▸ Problem statement: Select the lines below containing the word "median".

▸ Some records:
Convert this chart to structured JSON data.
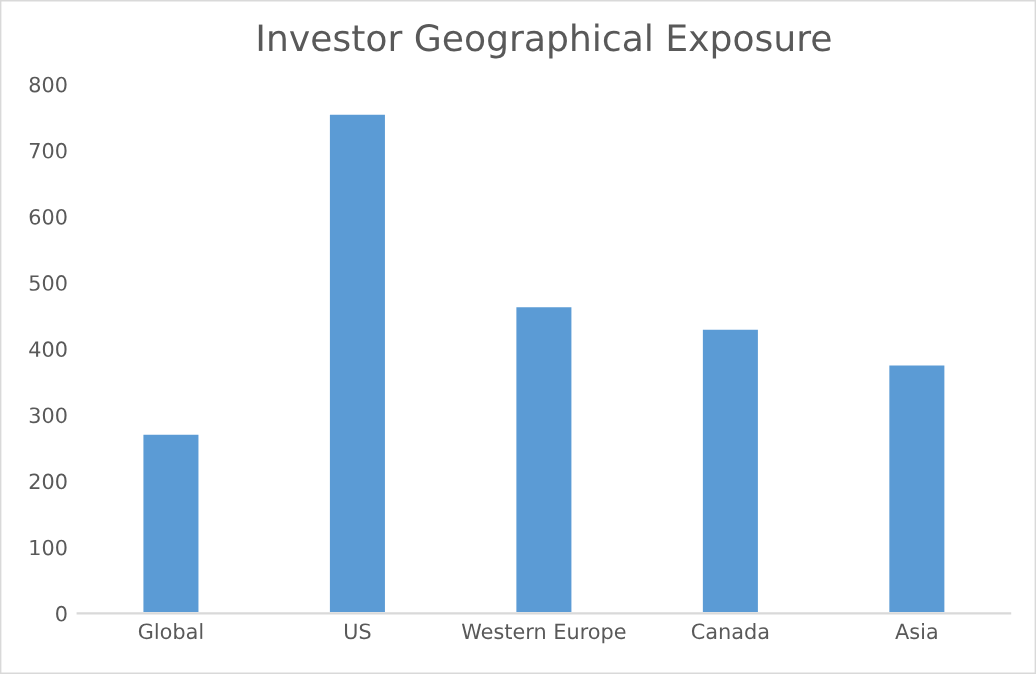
{
  "chart_data": {
    "type": "bar",
    "title": "Investor Geographical Exposure",
    "categories": [
      "Global",
      "US",
      "Western Europe",
      "Canada",
      "Asia"
    ],
    "values": [
      272,
      756,
      465,
      431,
      377
    ],
    "color": "#5b9bd5",
    "ylim": [
      0,
      800
    ],
    "yticks": [
      0,
      100,
      200,
      300,
      400,
      500,
      600,
      700,
      800
    ],
    "grid": false
  }
}
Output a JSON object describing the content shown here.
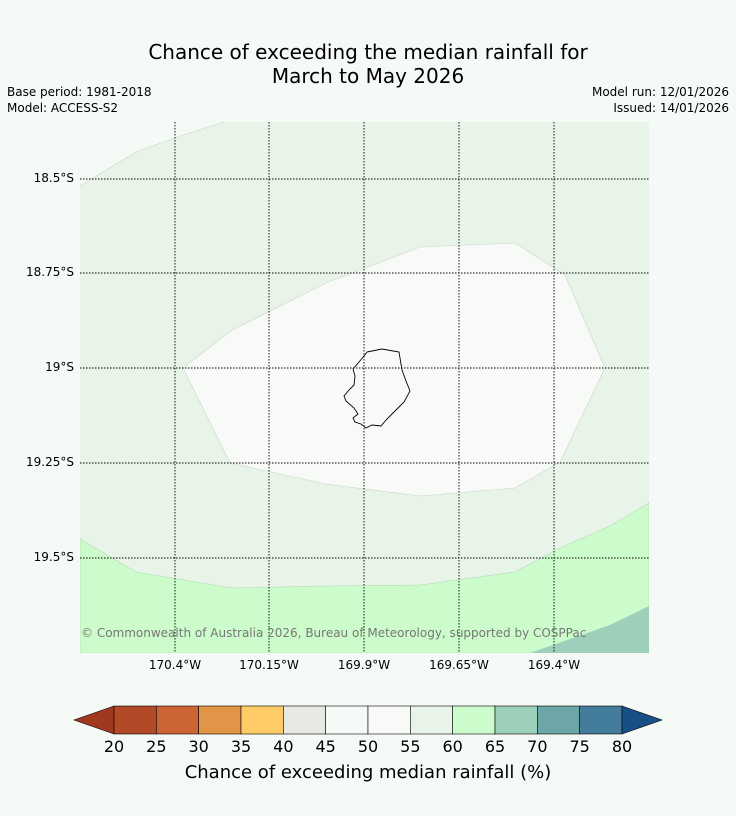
{
  "title_line1": "Chance of exceeding the median rainfall for",
  "title_line2": "March to May 2026",
  "base_period": "Base period: 1981-2018",
  "model": "Model: ACCESS-S2",
  "model_run": "Model run: 12/01/2026",
  "issued": "Issued: 14/01/2026",
  "copyright": "© Commonwealth of Australia 2026, Bureau of Meteorology, supported by COSPPac",
  "lat_labels": [
    "18.5°S",
    "18.75°S",
    "19°S",
    "19.25°S",
    "19.5°S"
  ],
  "lon_labels": [
    "170.4°W",
    "170.15°W",
    "169.9°W",
    "169.65°W",
    "169.4°W"
  ],
  "colorbar": {
    "label": "Chance of exceeding median rainfall (%)",
    "ticks": [
      "20",
      "25",
      "30",
      "35",
      "40",
      "45",
      "50",
      "55",
      "60",
      "65",
      "70",
      "75",
      "80"
    ],
    "low_color": "#a0391f",
    "high_color": "#1a4f85",
    "colors": [
      "#b24a27",
      "#cd6434",
      "#e39547",
      "#fecb66",
      "#e8e9e5",
      "#f6faf6",
      "#f8faf8",
      "#e9f4e8",
      "#ccfccb",
      "#9dd0bb",
      "#6ea5a7",
      "#447c9b"
    ]
  },
  "legend_colors": {
    "55-60": "#e9f4e8",
    "50-55": "#f8faf8",
    "60-65": "#ccfccb",
    "65-70": "#9dd0bb"
  }
}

▸ Right answer:
  "title_line1": "Chance of exceeding the median rainfall for",
    "label": "Chance of exceeding median rainfall (%)",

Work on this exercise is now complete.